- **GOAL OF THE EXERCISE**:
Pick every line from the data that holds the word "Deiche".

- **DATASET ENTRIES**:
** begin **

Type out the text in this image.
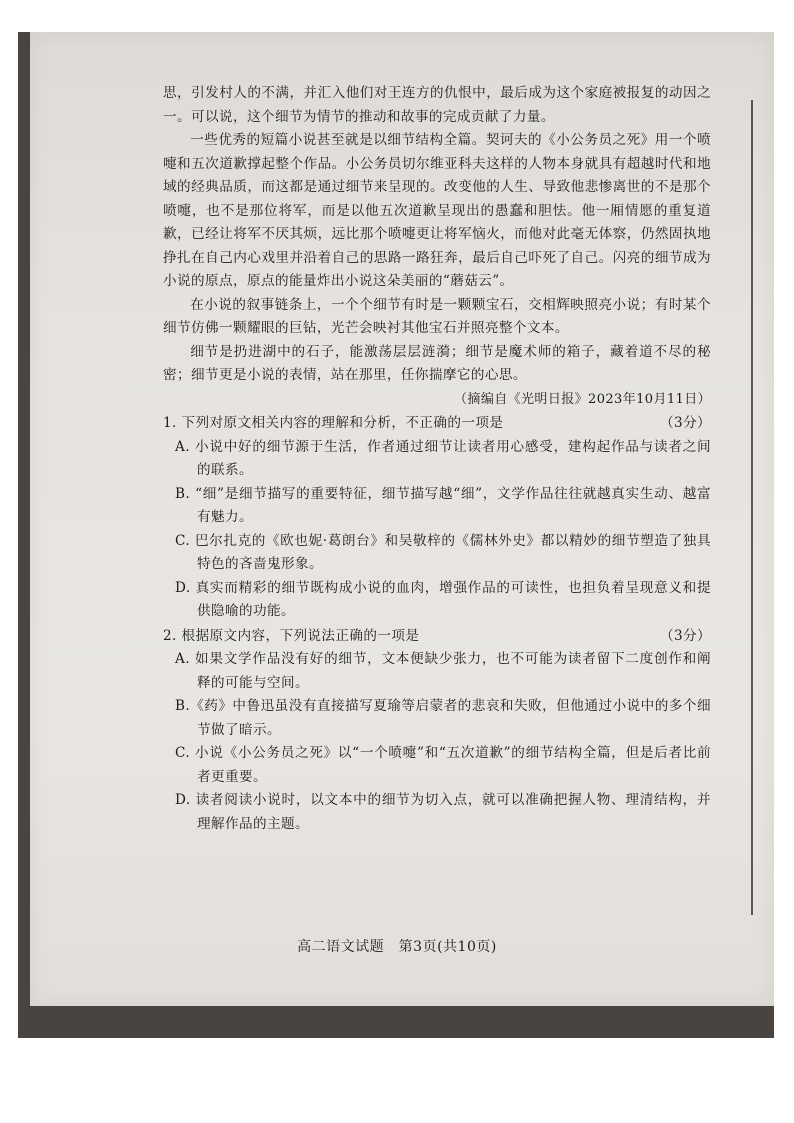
思，引发村人的不满，并汇入他们对王连方的仇恨中，最后成为这个家庭被报复的动因之一。可以说，这个细节为情节的推动和故事的完成贡献了力量。

一些优秀的短篇小说甚至就是以细节结构全篇。契诃夫的《小公务员之死》用一个喷嚏和五次道歉撑起整个作品。小公务员切尔维亚科夫这样的人物本身就具有超越时代和地域的经典品质，而这都是通过细节来呈现的。改变他的人生、导致他悲惨离世的不是那个喷嚏，也不是那位将军，而是以他五次道歉呈现出的愚蠢和胆怯。他一厢情愿的重复道歉，已经让将军不厌其烦，远比那个喷嚏更让将军恼火，而他对此毫无体察，仍然固执地挣扎在自己内心戏里并沿着自己的思路一路狂奔，最后自己吓死了自己。闪亮的细节成为小说的原点，原点的能量炸出小说这朵美丽的“蘑菇云”。

在小说的叙事链条上，一个个细节有时是一颗颗宝石，交相辉映照亮小说；有时某个细节仿佛一颗耀眼的巨钻，光芒会映衬其他宝石并照亮整个文本。

细节是扔进湖中的石子，能激荡层层涟漪；细节是魔术师的箱子，藏着道不尽的秘密；细节更是小说的表情，站在那里，任你揣摩它的心思。

（摘编自《光明日报》2023年10月11日）

1. 下列对原文相关内容的理解和分析，不正确的一项是	（3分）

A. 小说中好的细节源于生活，作者通过细节让读者用心感受，建构起作品与读者之间的联系。

B. “细”是细节描写的重要特征，细节描写越“细”，文学作品往往就越真实生动、越富有魅力。

C. 巴尔扎克的《欧也妮·葛朗台》和吴敬梓的《儒林外史》都以精妙的细节塑造了独具特色的吝啬鬼形象。

D. 真实而精彩的细节既构成小说的血肉，增强作品的可读性，也担负着呈现意义和提供隐喻的功能。

2. 根据原文内容，下列说法正确的一项是	（3分）

A. 如果文学作品没有好的细节，文本便缺少张力，也不可能为读者留下二度创作和阐释的可能与空间。

B.《药》中鲁迅虽没有直接描写夏瑜等启蒙者的悲哀和失败，但他通过小说中的多个细节做了暗示。

C. 小说《小公务员之死》以“一个喷嚏”和“五次道歉”的细节结构全篇，但是后者比前者更重要。

D. 读者阅读小说时，以文本中的细节为切入点，就可以准确把握人物、理清结构，并理解作品的主题。

高二语文试题　第3页(共10页)
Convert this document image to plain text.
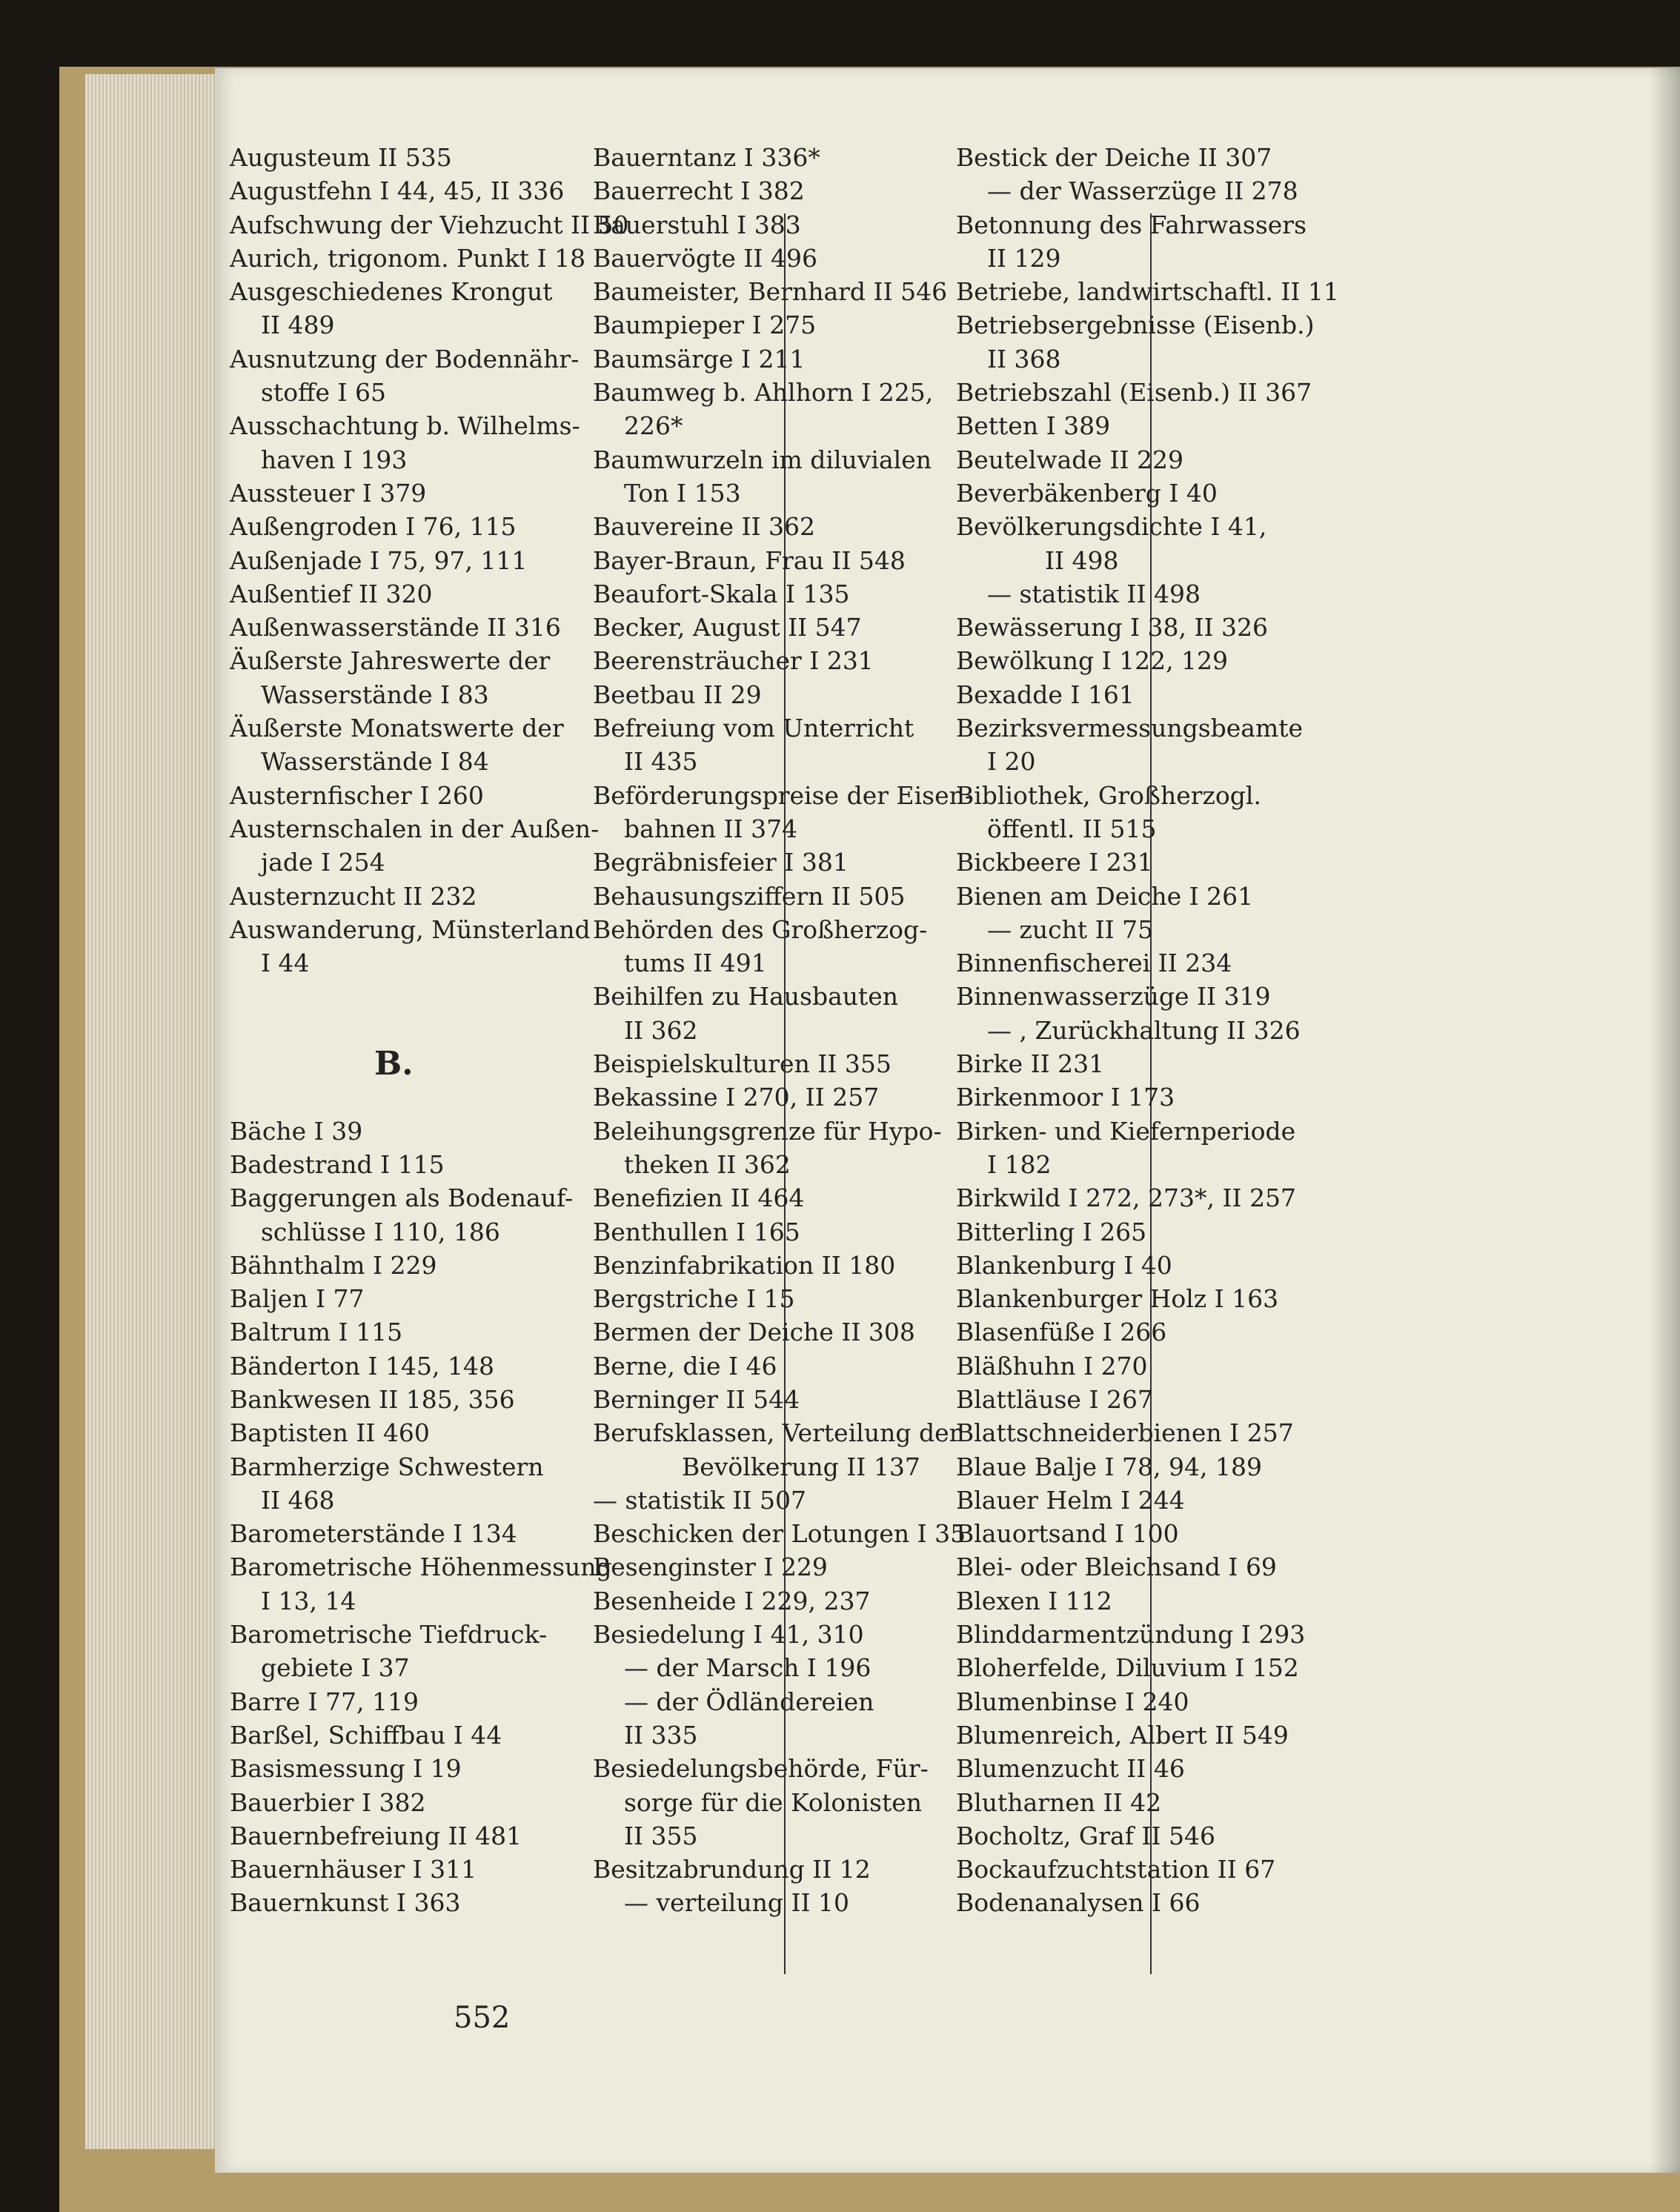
Augusteum II 535
Augustfehn I 44, 45, II 336
Aufschwung der Viehzucht II 50
Aurich, trigonom. Punkt I 18
Ausgeschiedenes Krongut
II 489
Ausnutzung der Bodennähr-
stoffe I 65
Ausschachtung b. Wilhelms-
haven I 193
Aussteuer I 379
Außengroden I 76, 115
Außenjade I 75, 97, 111
Außentief II 320
Außenwasserstände II 316
Äußerste Jahreswerte der
Wasserstände I 83
Äußerste Monatswerte der
Wasserstände I 84
Austernfischer I 260
Austernschalen in der Außen-
jade I 254
Austernzucht II 232
Auswanderung, Münsterland
I 44
B.
Bäche I 39
Badestrand I 115
Baggerungen als Bodenauf-
schlüsse I 110, 186
Bähnthalm I 229
Baljen I 77
Baltrum I 115
Bänderton I 145, 148
Bankwesen II 185, 356
Baptisten II 460
Barmherzige Schwestern
II 468
Barometerstände I 134
Barometrische Höhenmessung
I 13, 14
Barometrische Tiefdruck-
gebiete I 37
Barre I 77, 119
Barßel, Schiffbau I 44
Basismessung I 19
Bauerbier I 382
Bauernbefreiung II 481
Bauernhäuser I 311
Bauernkunst I 363
Bauerntanz I 336*
Bauerrecht I 382
Bauerstuhl I 383
Bauervögte II 496
Baumeister, Bernhard II 546
Baumpieper I 275
Baumsärge I 211
Baumweg b. Ahlhorn I 225,
226*
Baumwurzeln im diluvialen
Ton I 153
Bauvereine II 362
Bayer-Braun, Frau II 548
Beaufort-Skala I 135
Becker, August II 547
Beerensträucher I 231
Beetbau II 29
Befreiung vom Unterricht
II 435
Beförderungspreise der Eisen-
bahnen II 374
Begräbnisfeier I 381
Behausungsziffern II 505
Behörden des Großherzog-
tums II 491
Beihilfen zu Hausbauten
II 362
Beispielskulturen II 355
Bekassine I 270, II 257
Beleihungsgrenze für Hypo-
theken II 362
Benefizien II 464
Benthullen I 165
Benzinfabrikation II 180
Bergstriche I 15
Bermen der Deiche II 308
Berne, die I 46
Berninger II 544
Berufsklassen, Verteilung der
Bevölkerung II 137
— statistik II 507
Beschicken der Lotungen I 35
Besenginster I 229
Besenheide I 229, 237
Besiedelung I 41, 310
— der Marsch I 196
— der Ödländereien
II 335
Besiedelungsbehörde, Für-
sorge für die Kolonisten
II 355
Besitzabrundung II 12
— verteilung II 10
Bestick der Deiche II 307
— der Wasserzüge II 278
Betonnung des Fahrwassers
II 129
Betriebe, landwirtschaftl. II 11
Betriebsergebnisse (Eisenb.)
II 368
Betriebszahl (Eisenb.) II 367
Betten I 389
Beutelwade II 229
Beverbäkenberg I 40
Bevölkerungsdichte I 41,
II 498
— statistik II 498
Bewässerung I 38, II 326
Bewölkung I 122, 129
Bexadde I 161
Bezirksvermessungsbeamte
I 20
Bibliothek, Großherzogl.
öffentl. II 515
Bickbeere I 231
Bienen am Deiche I 261
— zucht II 75
Binnenfischerei II 234
Binnenwasserzüge II 319
— , Zurückhaltung II 326
Birke II 231
Birkenmoor I 173
Birken- und Kiefernperiode
I 182
Birkwild I 272, 273*, II 257
Bitterling I 265
Blankenburg I 40
Blankenburger Holz I 163
Blasenfüße I 266
Bläßhuhn I 270
Blattläuse I 267
Blattschneiderbienen I 257
Blaue Balje I 78, 94, 189
Blauer Helm I 244
Blauortsand I 100
Blei- oder Bleichsand I 69
Blexen I 112
Blinddarmentzündung I 293
Bloherfelde, Diluvium I 152
Blumenbinse I 240
Blumenreich, Albert II 549
Blumenzucht II 46
Blutharnen II 42
Bocholtz, Graf II 546
Bockaufzuchtstation II 67
Bodenanalysen I 66
552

** end **

- **OUTPUT FOR THIS EXERCISE**:
Bermen der Deiche II 308
Bestick der Deiche II 307
Bienen am Deiche I 261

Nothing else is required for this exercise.